Exercise requirements
Every entry needs to be printed exactly, please.

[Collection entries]
<<<<
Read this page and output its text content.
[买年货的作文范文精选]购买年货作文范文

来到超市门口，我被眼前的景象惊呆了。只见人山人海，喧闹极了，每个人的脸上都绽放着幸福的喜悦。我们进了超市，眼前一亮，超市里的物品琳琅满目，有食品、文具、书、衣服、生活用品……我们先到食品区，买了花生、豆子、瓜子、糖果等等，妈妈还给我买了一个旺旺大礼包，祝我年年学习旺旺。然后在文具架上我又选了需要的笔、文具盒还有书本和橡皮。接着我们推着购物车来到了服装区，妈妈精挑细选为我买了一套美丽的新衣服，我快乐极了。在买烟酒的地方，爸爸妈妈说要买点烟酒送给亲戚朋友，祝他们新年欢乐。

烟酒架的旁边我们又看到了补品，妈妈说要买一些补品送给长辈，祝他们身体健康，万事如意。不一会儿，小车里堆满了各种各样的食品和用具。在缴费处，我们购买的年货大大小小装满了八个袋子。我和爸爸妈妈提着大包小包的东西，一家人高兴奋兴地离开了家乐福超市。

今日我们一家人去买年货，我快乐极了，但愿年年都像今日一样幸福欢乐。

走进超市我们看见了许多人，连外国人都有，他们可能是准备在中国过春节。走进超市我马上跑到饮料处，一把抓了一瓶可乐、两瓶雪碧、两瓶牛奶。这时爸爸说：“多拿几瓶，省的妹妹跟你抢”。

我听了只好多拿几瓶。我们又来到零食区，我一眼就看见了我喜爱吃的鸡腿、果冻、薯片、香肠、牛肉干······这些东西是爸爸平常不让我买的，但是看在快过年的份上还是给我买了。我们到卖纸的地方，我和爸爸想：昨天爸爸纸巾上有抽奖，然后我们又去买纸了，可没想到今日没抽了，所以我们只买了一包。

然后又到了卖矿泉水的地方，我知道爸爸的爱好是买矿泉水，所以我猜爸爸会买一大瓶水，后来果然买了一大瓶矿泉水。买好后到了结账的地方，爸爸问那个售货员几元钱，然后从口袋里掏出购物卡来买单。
>>>>
Solution for this exercise
Read this page and output its text content.
[买年货的作文范文精选]购买年货作文范文

来到超市门口，我被眼前的景象惊呆了。只见人山人海，喧闹极了，每个人的脸上都绽放着幸福的喜悦。我们进了超市，眼前一亮，超市里的物品琳琅满目，有食品、文具、书、衣服、生活用品……我们先到食品区，买了花生、豆子、瓜子、糖果等等，妈妈还给我买了一个旺旺大礼包，祝我年年学习旺旺。然后在文具架上我又选了需要的笔、文具盒还有书本和橡皮。接着我们推着购物车来到了服装区，妈妈精挑细选为我买了一套美丽的新衣服，我快乐极了。在买烟酒的地方，爸爸妈妈说要买点烟酒送给亲戚朋友，祝他们新年欢乐。

烟酒架的旁边我们又看到了补品，妈妈说要买一些补品送给长辈，祝他们身体健康，万事如意。不一会儿，小车里堆满了各种各样的食品和用具。在缴费处，我们购买的年货大大小小装满了八个袋子。我和爸爸妈妈提着大包小包的东西，一家人高兴奋兴地离开了家乐福超市。

今日我们一家人去买年货，我快乐极了，但愿年年都像今日一样幸福欢乐。

走进超市我们看见了许多人，连外国人都有，他们可能是准备在中国过春节。走进超市我马上跑到饮料处，一把抓了一瓶可乐、两瓶雪碧、两瓶牛奶。这时爸爸说：“多拿几瓶，省的妹妹跟你抢”。

我听了只好多拿几瓶。我们又来到零食区，我一眼就看见了我喜爱吃的鸡腿、果冻、薯片、香肠、牛肉干······这些东西是爸爸平常不让我买的，但是看在快过年的份上还是给我买了。我们到卖纸的地方，我和爸爸想：昨天爸爸纸巾上有抽奖，然后我们又去买纸了，可没想到今日没抽了，所以我们只买了一包。

然后又到了卖矿泉水的地方，我知道爸爸的爱好是买矿泉水，所以我猜爸爸会买一大瓶水，后来果然买了一大瓶矿泉水。买好后到了结账的地方，爸爸问那个售货员几元钱，然后从口袋里掏出购物卡来买单。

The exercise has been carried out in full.